_Problem to work on_
Below are some records. Quote exactly the lines from the one that contains "What does this" through the last, both included, and leave out the pictures.

_Records_
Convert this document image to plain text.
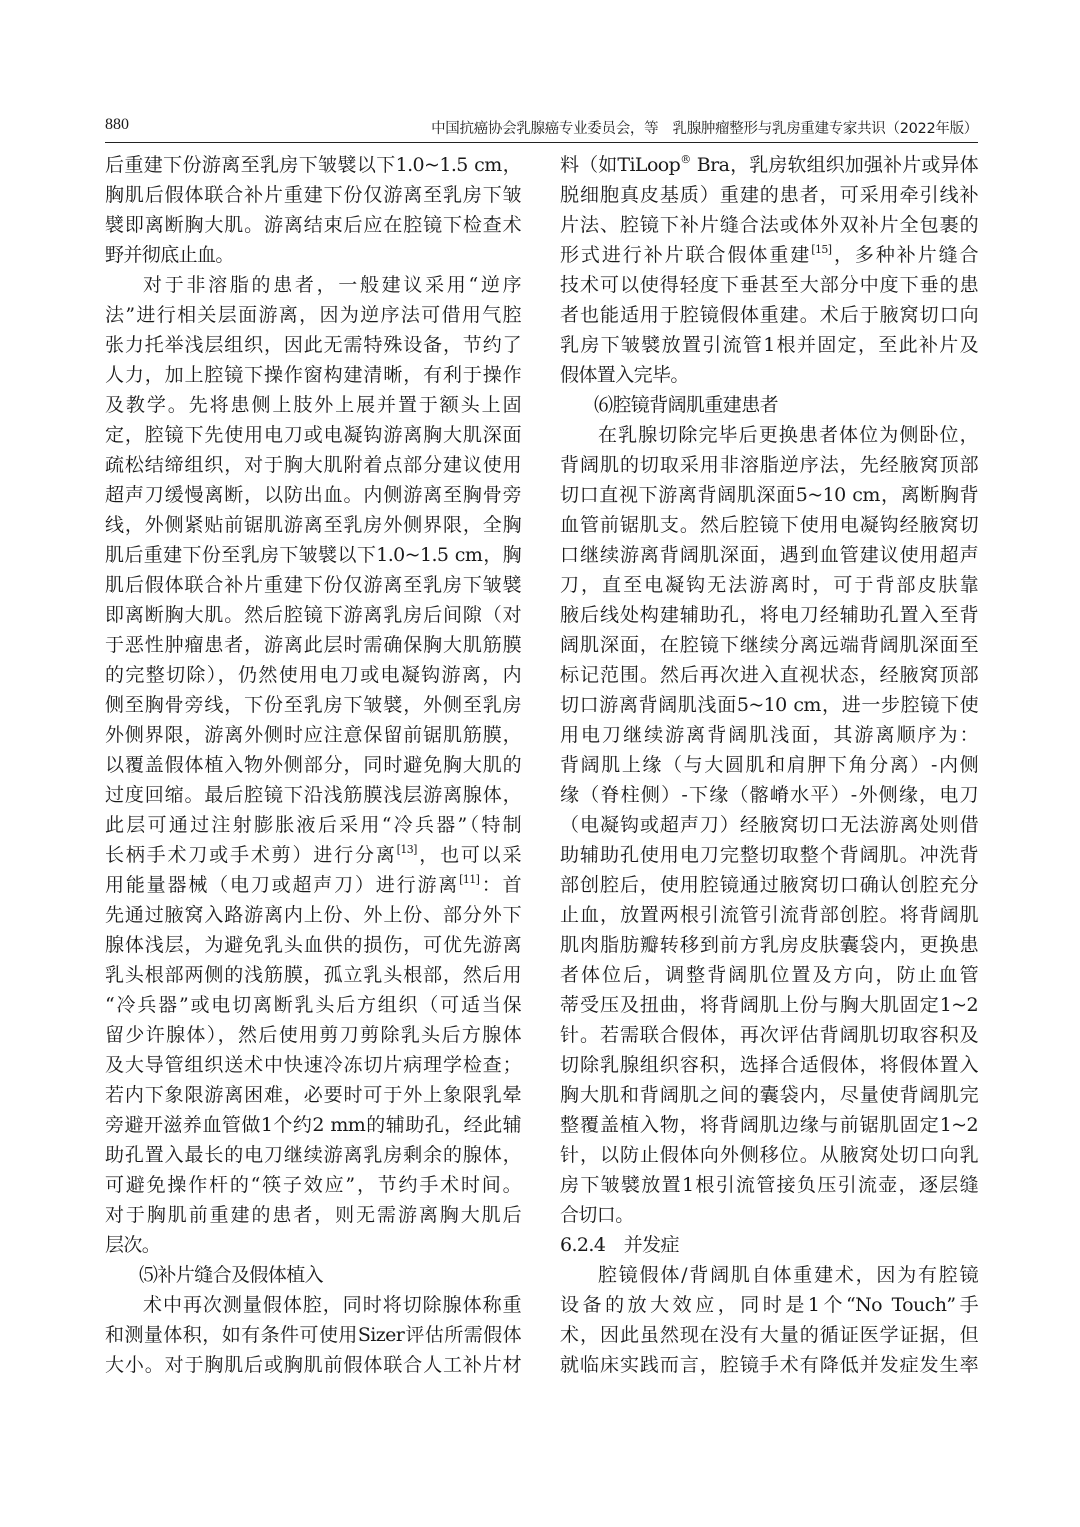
880	中国抗癌协会乳腺癌专业委员会，等　乳腺肿瘤整形与乳房重建专家共识（2022年版）
后重建下份游离至乳房下皱襞以下1.0~1.5 cm，
胸肌后假体联合补片重建下份仅游离至乳房下皱
襞即离断胸大肌。游离结束后应在腔镜下检查术
野并彻底止血。
对于非溶脂的患者，一般建议采用“逆序
法”进行相关层面游离，因为逆序法可借用气腔
张力托举浅层组织，因此无需特殊设备，节约了
人力，加上腔镜下操作窗构建清晰，有利于操作
及教学。先将患侧上肢外上展并置于额头上固
定，腔镜下先使用电刀或电凝钩游离胸大肌深面
疏松结缔组织，对于胸大肌附着点部分建议使用
超声刀缓慢离断，以防出血。内侧游离至胸骨旁
线，外侧紧贴前锯肌游离至乳房外侧界限，全胸
肌后重建下份至乳房下皱襞以下1.0~1.5 cm，胸
肌后假体联合补片重建下份仅游离至乳房下皱襞
即离断胸大肌。然后腔镜下游离乳房后间隙（对
于恶性肿瘤患者，游离此层时需确保胸大肌筋膜
的完整切除），仍然使用电刀或电凝钩游离，内
侧至胸骨旁线，下份至乳房下皱襞，外侧至乳房
外侧界限，游离外侧时应注意保留前锯肌筋膜，
以覆盖假体植入物外侧部分，同时避免胸大肌的
过度回缩。最后腔镜下沿浅筋膜浅层游离腺体，
此层可通过注射膨胀液后采用“冷兵器”（特制
长柄手术刀或手术剪）进行分离[13]，也可以采
用能量器械（电刀或超声刀）进行游离[11]：首
先通过腋窝入路游离内上份、外上份、部分外下
腺体浅层，为避免乳头血供的损伤，可优先游离
乳头根部两侧的浅筋膜，孤立乳头根部，然后用
“冷兵器”或电切离断乳头后方组织（可适当保
留少许腺体），然后使用剪刀剪除乳头后方腺体
及大导管组织送术中快速冷冻切片病理学检查；
若内下象限游离困难，必要时可于外上象限乳晕
旁避开滋养血管做1个约2 mm的辅助孔，经此辅
助孔置入最长的电刀继续游离乳房剩余的腺体，
可避免操作杆的“筷子效应”，节约手术时间。
对于胸肌前重建的患者，则无需游离胸大肌后
层次。
⑸补片缝合及假体植入
术中再次测量假体腔，同时将切除腺体称重
和测量体积，如有条件可使用Sizer评估所需假体
大小。对于胸肌后或胸肌前假体联合人工补片材
料（如TiLoop® Bra，乳房软组织加强补片或异体
脱细胞真皮基质）重建的患者，可采用牵引线补
片法、腔镜下补片缝合法或体外双补片全包裹的
形式进行补片联合假体重建[15]，多种补片缝合
技术可以使得轻度下垂甚至大部分中度下垂的患
者也能适用于腔镜假体重建。术后于腋窝切口向
乳房下皱襞放置引流管1根并固定，至此补片及
假体置入完毕。
⑹腔镜背阔肌重建患者
在乳腺切除完毕后更换患者体位为侧卧位，
背阔肌的切取采用非溶脂逆序法，先经腋窝顶部
切口直视下游离背阔肌深面5~10 cm，离断胸背
血管前锯肌支。然后腔镜下使用电凝钩经腋窝切
口继续游离背阔肌深面，遇到血管建议使用超声
刀，直至电凝钩无法游离时，可于背部皮肤靠
腋后线处构建辅助孔，将电刀经辅助孔置入至背
阔肌深面，在腔镜下继续分离远端背阔肌深面至
标记范围。然后再次进入直视状态，经腋窝顶部
切口游离背阔肌浅面5~10 cm，进一步腔镜下使
用电刀继续游离背阔肌浅面，其游离顺序为：
背阔肌上缘（与大圆肌和肩胛下角分离）-内侧
缘（脊柱侧）-下缘（髂嵴水平）-外侧缘，电刀
（电凝钩或超声刀）经腋窝切口无法游离处则借
助辅助孔使用电刀完整切取整个背阔肌。冲洗背
部创腔后，使用腔镜通过腋窝切口确认创腔充分
止血，放置两根引流管引流背部创腔。将背阔肌
肌肉脂肪瓣转移到前方乳房皮肤囊袋内，更换患
者体位后，调整背阔肌位置及方向，防止血管
蒂受压及扭曲，将背阔肌上份与胸大肌固定1~2
针。若需联合假体，再次评估背阔肌切取容积及
切除乳腺组织容积，选择合适假体，将假体置入
胸大肌和背阔肌之间的囊袋内，尽量使背阔肌完
整覆盖植入物，将背阔肌边缘与前锯肌固定1~2
针，以防止假体向外侧移位。从腋窝处切口向乳
房下皱襞放置1根引流管接负压引流壶，逐层缝
合切口。
6.2.4　并发症
腔镜假体/背阔肌自体重建术，因为有腔镜
设备的放大效应，同时是1个“No Touch”手
术，因此虽然现在没有大量的循证医学证据，但
就临床实践而言，腔镜手术有降低并发症发生率
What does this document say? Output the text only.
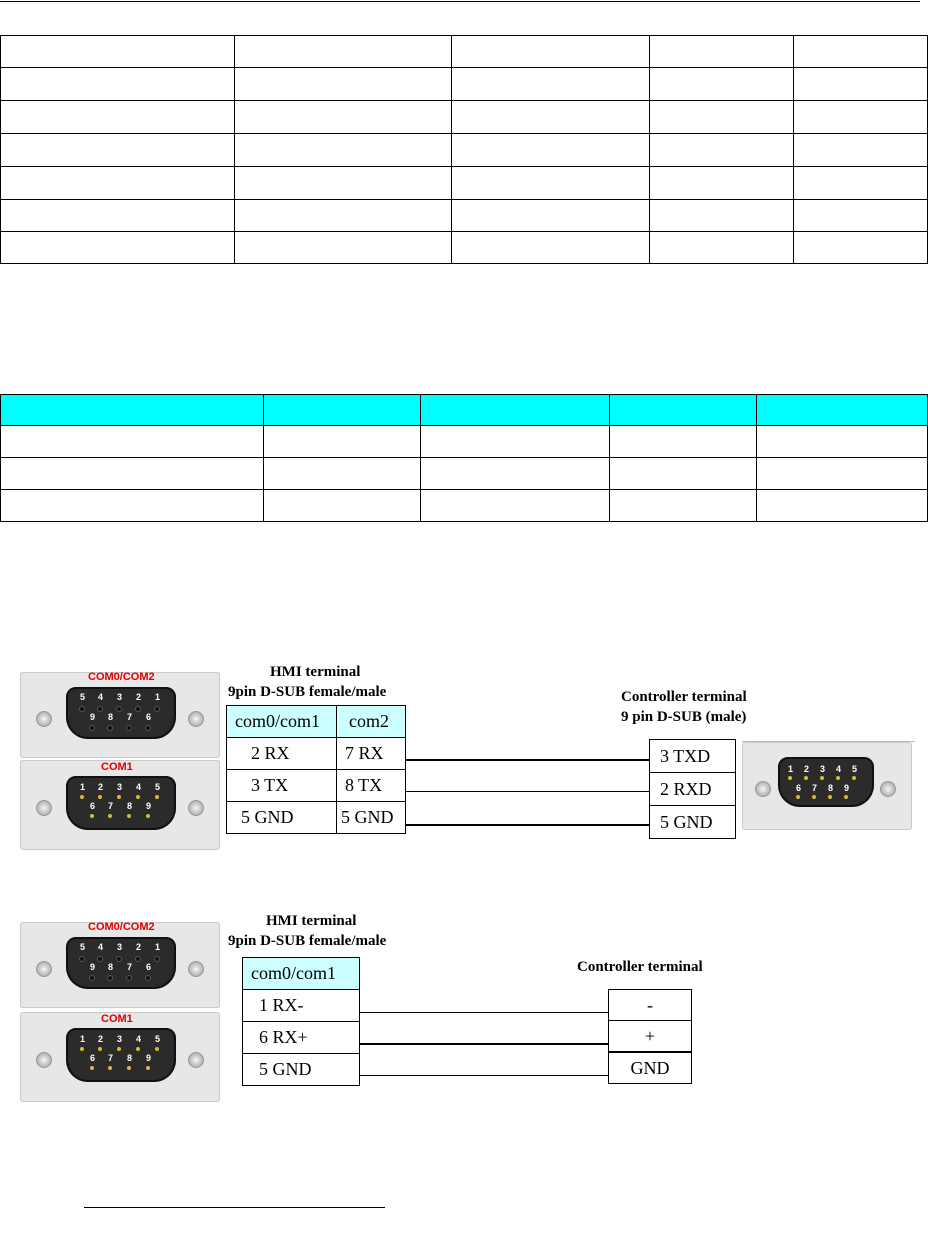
COM0/COM2
5 4 3 2 1
9 8 7 6
COM1
1 2 3 4 5
6 7 8 9
HMI terminal
9pin D-SUB female/male
com0/com1	com2
2 RX	7 RX
3 TX	8 TX
5 GND	5 GND
Controller terminal
9 pin D-SUB (male)
3 TXD
2 RXD
5 GND
1 2 3 4 5
6 7 8 9
COM0/COM2
5 4 3 2 1
9 8 7 6
COM1
1 2 3 4 5
6 7 8 9
HMI terminal
9pin D-SUB female/male
com0/com1
1 RX-
6 RX+
5 GND
Controller terminal
-
+
GND
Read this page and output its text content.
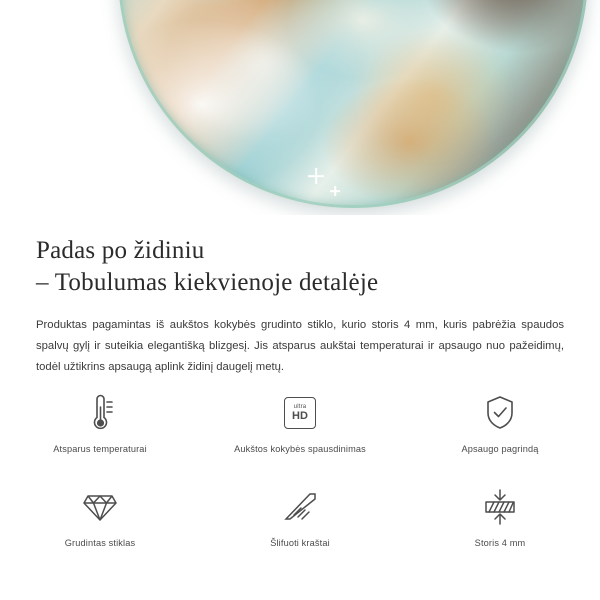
Padas po židiniu
– Tobulumas kiekvienoje detalėje

Produktas pagamintas iš aukštos kokybės grudinto stiklo, kurio storis 4 mm, kuris pabrėžia spaudos spalvų gylį ir suteikia elegantišką blizgesį. Jis atsparus aukštai temperaturai ir apsaugo nuo pažeidimų, todėl užtikrins apsaugą aplink židinį daugelį metų.

Atsparus temperaturai
ultra
HD
Aukštos kokybės spausdinimas	Apsaugo pagrindą
Grudintas stiklas	Šlifuoti kraštai	Storis 4 mm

_Output for this task_
What does this document say? Output the text only.
COM0/COM2
5 4 3 2 1
9 8 7 6
COM1
1 2 3 4 5
6 7 8 9
HMI terminal
9pin D-SUB female/male
com0/com1	com2
2 RX	7 RX
3 TX	8 TX
5 GND	5 GND
Controller terminal
9 pin D-SUB (male)
3 TXD
2 RXD
5 GND
1 2 3 4 5
6 7 8 9
COM0/COM2
5 4 3 2 1
9 8 7 6
COM1
1 2 3 4 5
6 7 8 9
HMI terminal
9pin D-SUB female/male
com0/com1
1 RX-
6 RX+
5 GND
Controller terminal
-
+
GND
Read this page and output its text content.
Padas po židiniu
– Tobulumas kiekvienoje detalėje

Produktas pagamintas iš aukštos kokybės grudinto stiklo, kurio storis 4 mm, kuris pabrėžia spaudos spalvų gylį ir suteikia elegantišką blizgesį. Jis atsparus aukštai temperaturai ir apsaugo nuo pažeidimų, todėl užtikrins apsaugą aplink židinį daugelį metų.

Atsparus temperaturai
ultra
HD
Aukštos kokybės spausdinimas	Apsaugo pagrindą
Grudintas stiklas	Šlifuoti kraštai	Storis 4 mm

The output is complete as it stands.